Scan the lines below; pull out those with "Look".

········

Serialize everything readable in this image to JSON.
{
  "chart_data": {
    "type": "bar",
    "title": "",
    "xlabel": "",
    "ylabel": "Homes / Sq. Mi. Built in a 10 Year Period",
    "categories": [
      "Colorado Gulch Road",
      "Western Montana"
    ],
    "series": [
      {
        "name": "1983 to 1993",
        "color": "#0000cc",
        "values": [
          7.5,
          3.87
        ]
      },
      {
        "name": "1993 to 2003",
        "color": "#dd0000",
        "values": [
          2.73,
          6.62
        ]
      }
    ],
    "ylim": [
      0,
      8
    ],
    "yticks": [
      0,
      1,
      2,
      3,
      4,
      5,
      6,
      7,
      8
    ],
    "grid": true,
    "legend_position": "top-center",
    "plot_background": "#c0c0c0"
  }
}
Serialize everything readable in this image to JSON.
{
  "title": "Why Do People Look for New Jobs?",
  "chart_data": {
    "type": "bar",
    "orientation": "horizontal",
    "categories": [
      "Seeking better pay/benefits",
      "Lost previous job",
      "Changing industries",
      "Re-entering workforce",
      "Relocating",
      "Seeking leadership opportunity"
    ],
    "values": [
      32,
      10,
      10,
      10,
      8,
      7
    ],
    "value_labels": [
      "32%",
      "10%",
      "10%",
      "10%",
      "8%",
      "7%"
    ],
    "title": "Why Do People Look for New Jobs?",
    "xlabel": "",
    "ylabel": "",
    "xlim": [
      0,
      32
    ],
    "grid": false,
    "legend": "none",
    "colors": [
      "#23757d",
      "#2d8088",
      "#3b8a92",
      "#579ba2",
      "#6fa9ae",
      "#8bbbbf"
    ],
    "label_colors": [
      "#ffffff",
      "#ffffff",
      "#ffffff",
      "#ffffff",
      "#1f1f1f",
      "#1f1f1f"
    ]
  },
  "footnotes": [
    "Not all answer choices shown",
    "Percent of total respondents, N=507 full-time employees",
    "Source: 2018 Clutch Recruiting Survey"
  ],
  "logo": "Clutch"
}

········

### Final result:
  "title": "Why Do People Look for New Jobs?",
    "title": "Why Do People Look for New Jobs?",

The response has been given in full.